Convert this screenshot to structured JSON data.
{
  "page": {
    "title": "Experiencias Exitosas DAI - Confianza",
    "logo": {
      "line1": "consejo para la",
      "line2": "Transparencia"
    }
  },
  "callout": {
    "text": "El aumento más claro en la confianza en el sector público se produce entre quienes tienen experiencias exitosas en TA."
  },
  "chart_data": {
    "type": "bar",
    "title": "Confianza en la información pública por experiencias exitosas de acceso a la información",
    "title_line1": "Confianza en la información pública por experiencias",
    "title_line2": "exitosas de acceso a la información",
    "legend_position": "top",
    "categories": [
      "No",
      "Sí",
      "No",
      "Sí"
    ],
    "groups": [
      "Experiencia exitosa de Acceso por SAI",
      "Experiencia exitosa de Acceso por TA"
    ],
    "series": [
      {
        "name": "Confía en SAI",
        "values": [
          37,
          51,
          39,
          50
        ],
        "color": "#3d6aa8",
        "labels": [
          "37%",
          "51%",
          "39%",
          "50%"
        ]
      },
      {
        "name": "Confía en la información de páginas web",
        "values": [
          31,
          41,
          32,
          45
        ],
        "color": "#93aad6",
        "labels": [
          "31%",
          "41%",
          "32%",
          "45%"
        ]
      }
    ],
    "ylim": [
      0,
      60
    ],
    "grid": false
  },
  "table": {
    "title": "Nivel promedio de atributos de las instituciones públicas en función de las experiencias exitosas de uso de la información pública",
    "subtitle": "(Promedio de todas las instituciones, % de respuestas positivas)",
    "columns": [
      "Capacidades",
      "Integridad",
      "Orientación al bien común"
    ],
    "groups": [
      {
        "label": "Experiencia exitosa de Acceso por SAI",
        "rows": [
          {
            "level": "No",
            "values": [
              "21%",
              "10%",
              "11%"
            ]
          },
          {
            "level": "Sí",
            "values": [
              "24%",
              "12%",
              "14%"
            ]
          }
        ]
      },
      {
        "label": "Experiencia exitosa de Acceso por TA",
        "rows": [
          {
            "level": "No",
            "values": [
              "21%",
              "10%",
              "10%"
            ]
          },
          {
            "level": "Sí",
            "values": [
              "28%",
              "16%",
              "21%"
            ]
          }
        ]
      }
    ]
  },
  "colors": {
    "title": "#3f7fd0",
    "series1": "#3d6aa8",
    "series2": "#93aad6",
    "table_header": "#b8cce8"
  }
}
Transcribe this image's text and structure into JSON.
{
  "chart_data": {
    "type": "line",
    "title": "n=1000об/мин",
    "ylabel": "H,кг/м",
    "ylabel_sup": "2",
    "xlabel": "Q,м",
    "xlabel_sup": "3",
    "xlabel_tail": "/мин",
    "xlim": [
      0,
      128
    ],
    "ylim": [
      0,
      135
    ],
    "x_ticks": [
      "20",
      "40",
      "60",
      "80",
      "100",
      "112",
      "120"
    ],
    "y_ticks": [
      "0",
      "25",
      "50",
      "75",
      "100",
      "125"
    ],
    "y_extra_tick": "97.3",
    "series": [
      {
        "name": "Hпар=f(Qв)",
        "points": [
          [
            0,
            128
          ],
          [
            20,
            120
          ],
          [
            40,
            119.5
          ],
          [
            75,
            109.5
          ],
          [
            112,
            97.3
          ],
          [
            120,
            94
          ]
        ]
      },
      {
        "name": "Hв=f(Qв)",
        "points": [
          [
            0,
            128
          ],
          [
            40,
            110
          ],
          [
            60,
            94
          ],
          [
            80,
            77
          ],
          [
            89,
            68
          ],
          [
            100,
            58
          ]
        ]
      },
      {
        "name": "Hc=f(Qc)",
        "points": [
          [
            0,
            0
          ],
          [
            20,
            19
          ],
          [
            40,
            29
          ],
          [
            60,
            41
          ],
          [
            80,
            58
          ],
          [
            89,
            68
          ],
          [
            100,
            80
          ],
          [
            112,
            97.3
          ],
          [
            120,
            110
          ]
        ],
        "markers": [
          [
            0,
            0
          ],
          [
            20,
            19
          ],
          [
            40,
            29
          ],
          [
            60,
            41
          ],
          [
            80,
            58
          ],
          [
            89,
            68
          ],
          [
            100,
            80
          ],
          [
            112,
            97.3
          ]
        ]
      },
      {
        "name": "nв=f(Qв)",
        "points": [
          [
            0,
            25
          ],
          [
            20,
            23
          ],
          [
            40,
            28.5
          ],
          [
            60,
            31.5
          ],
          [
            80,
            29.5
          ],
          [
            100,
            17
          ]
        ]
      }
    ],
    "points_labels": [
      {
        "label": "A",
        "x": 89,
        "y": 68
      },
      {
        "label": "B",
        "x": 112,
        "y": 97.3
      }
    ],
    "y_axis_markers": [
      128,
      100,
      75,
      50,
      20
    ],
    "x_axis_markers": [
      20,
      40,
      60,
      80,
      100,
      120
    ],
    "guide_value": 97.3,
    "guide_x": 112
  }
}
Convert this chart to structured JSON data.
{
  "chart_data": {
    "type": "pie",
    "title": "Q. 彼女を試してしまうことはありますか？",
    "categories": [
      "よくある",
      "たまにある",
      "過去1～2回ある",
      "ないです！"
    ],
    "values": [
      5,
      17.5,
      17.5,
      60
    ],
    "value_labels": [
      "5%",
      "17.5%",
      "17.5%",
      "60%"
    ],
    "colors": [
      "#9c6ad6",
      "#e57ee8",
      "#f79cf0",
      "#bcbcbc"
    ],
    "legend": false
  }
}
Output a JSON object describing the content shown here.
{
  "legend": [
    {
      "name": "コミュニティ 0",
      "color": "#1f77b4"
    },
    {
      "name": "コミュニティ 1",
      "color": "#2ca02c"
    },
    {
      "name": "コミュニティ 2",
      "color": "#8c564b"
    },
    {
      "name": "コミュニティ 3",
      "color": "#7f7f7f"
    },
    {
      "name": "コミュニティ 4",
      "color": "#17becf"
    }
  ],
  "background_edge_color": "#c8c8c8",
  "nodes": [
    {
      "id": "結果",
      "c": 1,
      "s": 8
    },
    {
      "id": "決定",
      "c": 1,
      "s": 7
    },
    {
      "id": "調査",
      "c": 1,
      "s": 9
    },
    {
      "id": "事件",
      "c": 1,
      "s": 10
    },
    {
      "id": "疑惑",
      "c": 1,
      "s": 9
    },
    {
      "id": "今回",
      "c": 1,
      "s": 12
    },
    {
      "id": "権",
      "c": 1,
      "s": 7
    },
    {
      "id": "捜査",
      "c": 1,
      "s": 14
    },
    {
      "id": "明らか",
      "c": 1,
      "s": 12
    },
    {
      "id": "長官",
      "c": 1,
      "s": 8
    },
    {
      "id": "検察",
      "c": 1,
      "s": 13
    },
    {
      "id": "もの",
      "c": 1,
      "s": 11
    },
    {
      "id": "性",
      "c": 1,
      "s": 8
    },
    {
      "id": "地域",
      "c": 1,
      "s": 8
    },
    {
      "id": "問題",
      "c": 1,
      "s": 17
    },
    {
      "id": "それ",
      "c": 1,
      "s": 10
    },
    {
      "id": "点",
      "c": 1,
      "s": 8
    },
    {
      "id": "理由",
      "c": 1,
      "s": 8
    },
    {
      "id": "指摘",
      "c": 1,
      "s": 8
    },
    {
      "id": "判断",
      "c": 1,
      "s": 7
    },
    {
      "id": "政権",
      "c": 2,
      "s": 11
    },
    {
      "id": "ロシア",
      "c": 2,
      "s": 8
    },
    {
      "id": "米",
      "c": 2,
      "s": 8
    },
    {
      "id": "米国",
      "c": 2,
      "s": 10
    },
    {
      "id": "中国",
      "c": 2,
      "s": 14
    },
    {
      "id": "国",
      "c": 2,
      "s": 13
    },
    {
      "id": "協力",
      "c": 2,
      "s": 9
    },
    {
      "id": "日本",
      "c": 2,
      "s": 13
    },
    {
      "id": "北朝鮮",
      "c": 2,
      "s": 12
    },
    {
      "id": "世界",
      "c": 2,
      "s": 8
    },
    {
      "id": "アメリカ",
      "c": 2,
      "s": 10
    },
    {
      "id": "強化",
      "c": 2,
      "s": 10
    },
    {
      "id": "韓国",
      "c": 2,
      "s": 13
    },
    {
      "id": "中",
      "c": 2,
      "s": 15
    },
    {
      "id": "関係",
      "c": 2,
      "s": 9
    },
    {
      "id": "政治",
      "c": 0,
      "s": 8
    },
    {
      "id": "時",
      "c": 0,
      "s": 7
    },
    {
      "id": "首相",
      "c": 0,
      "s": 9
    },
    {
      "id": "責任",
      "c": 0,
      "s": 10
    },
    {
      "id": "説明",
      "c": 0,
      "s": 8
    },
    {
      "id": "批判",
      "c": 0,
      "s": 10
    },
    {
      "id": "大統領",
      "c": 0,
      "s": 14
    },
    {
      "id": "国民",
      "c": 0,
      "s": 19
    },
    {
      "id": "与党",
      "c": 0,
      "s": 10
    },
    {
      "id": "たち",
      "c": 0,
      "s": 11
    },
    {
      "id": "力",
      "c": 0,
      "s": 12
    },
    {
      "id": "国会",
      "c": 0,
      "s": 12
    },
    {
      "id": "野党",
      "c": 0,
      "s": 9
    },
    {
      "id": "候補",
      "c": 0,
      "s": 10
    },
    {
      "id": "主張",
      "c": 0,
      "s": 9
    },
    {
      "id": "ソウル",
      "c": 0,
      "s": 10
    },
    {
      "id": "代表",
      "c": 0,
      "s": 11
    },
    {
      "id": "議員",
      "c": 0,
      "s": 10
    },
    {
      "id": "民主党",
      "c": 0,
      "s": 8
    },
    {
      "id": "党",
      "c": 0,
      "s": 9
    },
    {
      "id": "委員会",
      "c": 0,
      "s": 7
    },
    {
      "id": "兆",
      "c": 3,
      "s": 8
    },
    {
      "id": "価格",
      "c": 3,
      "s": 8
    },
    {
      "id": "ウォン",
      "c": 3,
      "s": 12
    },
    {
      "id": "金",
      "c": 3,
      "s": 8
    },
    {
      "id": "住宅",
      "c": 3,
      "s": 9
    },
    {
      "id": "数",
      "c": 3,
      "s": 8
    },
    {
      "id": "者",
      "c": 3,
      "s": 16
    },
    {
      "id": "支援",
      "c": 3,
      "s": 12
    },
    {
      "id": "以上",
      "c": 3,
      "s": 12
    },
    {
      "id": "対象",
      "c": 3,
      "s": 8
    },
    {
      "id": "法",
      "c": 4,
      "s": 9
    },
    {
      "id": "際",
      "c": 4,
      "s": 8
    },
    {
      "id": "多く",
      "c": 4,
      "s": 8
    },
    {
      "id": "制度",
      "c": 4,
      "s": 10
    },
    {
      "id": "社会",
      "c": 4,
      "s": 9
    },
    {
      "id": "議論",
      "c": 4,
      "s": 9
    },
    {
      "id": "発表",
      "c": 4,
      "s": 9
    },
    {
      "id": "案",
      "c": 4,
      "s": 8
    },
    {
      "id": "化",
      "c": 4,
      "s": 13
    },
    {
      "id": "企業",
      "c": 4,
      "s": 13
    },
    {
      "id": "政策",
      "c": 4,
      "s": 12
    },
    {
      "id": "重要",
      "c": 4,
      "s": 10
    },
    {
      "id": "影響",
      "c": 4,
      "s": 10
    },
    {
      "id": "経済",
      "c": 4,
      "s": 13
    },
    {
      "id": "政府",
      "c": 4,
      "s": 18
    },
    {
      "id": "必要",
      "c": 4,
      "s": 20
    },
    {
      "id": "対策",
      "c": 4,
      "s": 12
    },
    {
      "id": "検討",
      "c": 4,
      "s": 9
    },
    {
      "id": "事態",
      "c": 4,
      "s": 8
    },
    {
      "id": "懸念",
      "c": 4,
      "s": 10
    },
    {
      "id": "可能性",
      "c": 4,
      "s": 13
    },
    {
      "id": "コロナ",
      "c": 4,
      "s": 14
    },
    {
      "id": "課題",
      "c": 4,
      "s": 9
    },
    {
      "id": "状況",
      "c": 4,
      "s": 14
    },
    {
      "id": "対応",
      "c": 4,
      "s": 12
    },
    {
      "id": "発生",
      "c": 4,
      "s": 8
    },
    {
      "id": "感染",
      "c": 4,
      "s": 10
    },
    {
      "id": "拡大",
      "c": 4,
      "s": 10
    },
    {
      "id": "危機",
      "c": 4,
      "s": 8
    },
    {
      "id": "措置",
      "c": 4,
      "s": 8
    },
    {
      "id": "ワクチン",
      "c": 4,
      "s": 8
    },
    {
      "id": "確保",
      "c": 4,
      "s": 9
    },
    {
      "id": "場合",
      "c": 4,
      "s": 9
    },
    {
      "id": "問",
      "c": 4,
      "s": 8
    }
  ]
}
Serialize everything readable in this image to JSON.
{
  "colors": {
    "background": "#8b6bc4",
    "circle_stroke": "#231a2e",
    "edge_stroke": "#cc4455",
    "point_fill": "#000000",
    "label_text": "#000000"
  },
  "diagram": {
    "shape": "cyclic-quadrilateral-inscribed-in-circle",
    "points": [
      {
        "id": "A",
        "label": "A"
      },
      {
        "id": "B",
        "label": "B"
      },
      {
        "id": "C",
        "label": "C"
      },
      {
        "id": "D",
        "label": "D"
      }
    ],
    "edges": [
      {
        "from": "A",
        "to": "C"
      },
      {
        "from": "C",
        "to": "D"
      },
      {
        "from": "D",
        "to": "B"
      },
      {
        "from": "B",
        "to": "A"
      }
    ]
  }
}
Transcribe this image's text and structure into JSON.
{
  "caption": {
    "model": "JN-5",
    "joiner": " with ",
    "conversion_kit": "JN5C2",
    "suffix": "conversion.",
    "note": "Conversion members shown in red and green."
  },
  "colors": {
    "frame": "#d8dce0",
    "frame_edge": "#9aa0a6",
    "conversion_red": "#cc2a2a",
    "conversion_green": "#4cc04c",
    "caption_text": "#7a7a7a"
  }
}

-=-=-=-=-

### Objective
Quote only the lines from the one containing "Serialize everything readable" through the final line of the records, with both ends included.

### Correct result
Serialize everything readable in this image to JSON.
{
  "colors": {
    "background": "#8b6bc4",
    "circle_stroke": "#231a2e",
    "edge_stroke": "#cc4455",
    "point_fill": "#000000",
    "label_text": "#000000"
  },
  "diagram": {
    "shape": "cyclic-quadrilateral-inscribed-in-circle",
    "points": [
      {
        "id": "A",
        "label": "A"
      },
      {
        "id": "B",
        "label": "B"
      },
      {
        "id": "C",
        "label": "C"
      },
      {
        "id": "D",
        "label": "D"
      }
    ],
    "edges": [
      {
        "from": "A",
        "to": "C"
      },
      {
        "from": "C",
        "to": "D"
      },
      {
        "from": "D",
        "to": "B"
      },
      {
        "from": "B",
        "to": "A"
      }
    ]
  }
}
Transcribe this image's text and structure into JSON.
{
  "caption": {
    "model": "JN-5",
    "joiner": " with ",
    "conversion_kit": "JN5C2",
    "suffix": "conversion.",
    "note": "Conversion members shown in red and green."
  },
  "colors": {
    "frame": "#d8dce0",
    "frame_edge": "#9aa0a6",
    "conversion_red": "#cc2a2a",
    "conversion_green": "#4cc04c",
    "caption_text": "#7a7a7a"
  }
}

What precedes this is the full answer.